Using the listing below, report all lines holding the word "text".
------ MATERIAL FOR THIS EXERCISE ------
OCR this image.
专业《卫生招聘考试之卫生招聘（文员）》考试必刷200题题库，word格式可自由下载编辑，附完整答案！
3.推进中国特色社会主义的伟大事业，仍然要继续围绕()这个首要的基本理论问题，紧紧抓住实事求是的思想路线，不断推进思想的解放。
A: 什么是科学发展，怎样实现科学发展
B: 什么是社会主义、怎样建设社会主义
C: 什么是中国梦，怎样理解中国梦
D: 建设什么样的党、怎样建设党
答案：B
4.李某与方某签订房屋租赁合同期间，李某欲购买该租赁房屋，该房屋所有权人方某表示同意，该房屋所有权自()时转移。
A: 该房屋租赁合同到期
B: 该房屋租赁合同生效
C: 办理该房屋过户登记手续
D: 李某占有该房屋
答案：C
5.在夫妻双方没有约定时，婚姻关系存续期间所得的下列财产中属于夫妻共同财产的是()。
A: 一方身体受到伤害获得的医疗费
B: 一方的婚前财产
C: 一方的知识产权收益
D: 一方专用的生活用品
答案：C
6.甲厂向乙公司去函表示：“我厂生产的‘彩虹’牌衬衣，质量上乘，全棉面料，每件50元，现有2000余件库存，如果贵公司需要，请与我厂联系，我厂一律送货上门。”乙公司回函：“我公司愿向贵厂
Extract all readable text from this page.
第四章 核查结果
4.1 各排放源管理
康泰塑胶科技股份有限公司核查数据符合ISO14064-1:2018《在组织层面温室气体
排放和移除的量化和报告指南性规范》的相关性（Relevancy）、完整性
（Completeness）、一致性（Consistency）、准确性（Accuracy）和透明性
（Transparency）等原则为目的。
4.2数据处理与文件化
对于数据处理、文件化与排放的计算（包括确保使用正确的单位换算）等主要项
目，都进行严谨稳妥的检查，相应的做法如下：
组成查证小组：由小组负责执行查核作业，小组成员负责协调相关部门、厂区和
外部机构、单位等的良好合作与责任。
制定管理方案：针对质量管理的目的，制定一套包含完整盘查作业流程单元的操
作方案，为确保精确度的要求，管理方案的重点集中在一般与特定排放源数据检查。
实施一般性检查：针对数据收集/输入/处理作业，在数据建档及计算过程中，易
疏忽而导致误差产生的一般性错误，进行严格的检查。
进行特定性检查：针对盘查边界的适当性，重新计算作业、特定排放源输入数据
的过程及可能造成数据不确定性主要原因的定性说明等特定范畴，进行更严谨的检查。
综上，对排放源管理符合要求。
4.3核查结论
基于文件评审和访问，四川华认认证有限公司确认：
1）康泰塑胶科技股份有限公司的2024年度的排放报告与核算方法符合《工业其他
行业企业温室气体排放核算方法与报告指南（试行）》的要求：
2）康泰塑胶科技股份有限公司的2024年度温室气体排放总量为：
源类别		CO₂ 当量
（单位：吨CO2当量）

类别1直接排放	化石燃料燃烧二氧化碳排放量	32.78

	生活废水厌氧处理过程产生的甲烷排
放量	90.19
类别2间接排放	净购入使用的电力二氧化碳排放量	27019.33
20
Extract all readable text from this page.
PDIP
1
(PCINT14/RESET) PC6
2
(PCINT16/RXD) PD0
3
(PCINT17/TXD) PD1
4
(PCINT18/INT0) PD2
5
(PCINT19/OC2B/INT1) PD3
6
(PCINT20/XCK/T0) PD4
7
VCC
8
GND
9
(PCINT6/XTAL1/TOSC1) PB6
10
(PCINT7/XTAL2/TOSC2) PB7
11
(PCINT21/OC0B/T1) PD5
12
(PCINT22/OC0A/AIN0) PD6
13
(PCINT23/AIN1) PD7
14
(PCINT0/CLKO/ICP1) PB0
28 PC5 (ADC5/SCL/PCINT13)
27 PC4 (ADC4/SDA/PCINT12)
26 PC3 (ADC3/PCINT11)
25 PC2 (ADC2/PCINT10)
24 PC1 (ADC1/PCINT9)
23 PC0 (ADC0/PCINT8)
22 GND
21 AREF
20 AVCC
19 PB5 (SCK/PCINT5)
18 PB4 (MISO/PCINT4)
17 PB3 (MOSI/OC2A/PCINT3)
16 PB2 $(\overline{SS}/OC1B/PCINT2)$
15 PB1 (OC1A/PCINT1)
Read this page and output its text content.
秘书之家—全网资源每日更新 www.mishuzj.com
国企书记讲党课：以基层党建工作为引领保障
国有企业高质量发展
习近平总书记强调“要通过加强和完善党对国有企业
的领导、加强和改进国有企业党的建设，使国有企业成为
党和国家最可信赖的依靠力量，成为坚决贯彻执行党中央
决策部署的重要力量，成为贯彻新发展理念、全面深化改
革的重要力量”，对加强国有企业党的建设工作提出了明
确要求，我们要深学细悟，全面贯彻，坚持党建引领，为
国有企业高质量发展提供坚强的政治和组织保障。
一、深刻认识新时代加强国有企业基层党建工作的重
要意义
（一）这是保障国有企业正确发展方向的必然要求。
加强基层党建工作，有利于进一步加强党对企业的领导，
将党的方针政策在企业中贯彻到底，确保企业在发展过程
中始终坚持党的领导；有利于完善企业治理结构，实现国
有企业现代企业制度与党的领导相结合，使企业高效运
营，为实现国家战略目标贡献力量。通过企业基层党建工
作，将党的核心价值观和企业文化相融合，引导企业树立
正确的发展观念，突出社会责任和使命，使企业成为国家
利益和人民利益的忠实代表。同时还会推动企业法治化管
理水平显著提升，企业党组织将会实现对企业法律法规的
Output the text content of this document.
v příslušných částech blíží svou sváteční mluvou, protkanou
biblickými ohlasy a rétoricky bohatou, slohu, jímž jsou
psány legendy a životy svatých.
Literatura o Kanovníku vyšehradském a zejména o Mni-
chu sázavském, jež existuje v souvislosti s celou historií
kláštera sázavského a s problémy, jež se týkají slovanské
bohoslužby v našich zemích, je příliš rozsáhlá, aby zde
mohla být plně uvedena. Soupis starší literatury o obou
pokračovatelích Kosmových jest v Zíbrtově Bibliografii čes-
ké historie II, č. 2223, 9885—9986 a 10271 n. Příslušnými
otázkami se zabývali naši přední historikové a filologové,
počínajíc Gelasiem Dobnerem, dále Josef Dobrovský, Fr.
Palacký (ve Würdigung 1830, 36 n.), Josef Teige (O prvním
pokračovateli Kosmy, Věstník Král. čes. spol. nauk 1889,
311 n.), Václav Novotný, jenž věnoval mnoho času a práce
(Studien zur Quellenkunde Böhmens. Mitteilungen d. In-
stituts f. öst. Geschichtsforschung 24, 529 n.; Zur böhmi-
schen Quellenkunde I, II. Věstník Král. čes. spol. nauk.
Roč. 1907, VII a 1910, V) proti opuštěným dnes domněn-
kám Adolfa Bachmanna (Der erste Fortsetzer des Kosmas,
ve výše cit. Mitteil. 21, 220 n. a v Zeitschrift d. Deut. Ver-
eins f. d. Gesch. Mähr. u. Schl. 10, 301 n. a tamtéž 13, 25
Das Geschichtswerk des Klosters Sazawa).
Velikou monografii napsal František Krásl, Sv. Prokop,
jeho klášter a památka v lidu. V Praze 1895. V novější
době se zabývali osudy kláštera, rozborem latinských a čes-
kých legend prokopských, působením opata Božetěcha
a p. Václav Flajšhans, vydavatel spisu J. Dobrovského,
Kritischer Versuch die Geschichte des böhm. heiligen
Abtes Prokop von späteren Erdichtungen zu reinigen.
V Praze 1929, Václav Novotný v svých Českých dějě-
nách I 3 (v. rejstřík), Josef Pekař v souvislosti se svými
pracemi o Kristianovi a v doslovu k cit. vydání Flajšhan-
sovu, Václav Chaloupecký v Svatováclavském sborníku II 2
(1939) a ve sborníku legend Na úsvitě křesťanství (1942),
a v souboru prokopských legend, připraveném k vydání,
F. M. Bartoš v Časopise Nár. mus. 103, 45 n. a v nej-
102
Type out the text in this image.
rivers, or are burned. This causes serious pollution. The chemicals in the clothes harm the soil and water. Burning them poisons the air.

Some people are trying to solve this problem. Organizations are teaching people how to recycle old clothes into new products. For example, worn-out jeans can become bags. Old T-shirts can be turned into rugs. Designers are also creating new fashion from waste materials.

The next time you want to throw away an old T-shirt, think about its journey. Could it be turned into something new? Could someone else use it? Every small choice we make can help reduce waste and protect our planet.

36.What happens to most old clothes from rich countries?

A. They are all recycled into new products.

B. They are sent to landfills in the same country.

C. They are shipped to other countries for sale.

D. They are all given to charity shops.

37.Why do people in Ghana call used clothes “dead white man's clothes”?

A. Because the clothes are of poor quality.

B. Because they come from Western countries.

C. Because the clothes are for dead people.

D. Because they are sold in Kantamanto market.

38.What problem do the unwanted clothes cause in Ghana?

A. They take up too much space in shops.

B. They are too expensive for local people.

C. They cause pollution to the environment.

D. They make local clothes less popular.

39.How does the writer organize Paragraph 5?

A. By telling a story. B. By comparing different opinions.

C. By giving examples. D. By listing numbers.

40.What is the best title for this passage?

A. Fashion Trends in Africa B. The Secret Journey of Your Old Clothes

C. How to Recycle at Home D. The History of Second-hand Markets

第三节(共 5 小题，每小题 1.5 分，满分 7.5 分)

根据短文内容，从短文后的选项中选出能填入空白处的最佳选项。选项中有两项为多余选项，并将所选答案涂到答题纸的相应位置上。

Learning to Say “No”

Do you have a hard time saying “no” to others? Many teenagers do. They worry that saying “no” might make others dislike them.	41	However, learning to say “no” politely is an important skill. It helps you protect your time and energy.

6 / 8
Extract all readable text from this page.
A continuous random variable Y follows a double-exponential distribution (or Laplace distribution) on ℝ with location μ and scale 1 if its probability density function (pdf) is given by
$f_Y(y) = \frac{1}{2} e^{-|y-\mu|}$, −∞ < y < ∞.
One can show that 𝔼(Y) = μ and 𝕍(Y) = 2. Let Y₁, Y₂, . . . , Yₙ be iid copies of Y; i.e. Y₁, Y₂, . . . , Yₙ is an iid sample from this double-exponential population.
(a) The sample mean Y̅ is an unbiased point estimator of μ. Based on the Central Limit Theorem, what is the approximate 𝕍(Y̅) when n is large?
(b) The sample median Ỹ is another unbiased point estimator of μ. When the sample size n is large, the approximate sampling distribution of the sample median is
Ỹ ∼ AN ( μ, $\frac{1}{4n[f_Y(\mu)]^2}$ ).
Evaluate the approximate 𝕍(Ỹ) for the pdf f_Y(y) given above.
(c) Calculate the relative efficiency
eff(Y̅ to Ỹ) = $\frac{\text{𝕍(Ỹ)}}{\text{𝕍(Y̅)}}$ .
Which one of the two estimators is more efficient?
------
_EXPECTED OUTPUT:_
Extract all readable text from this page.
Extract all readable text from this page.
Read this page and output its text content.
Output the text content of this document.
Type out the text in this image.
Extract all readable text from this page.
eff(Y̅ to Ỹ) = $\frac{\text{𝕍(Ỹ)}}{\text{𝕍(Y̅)}}$ .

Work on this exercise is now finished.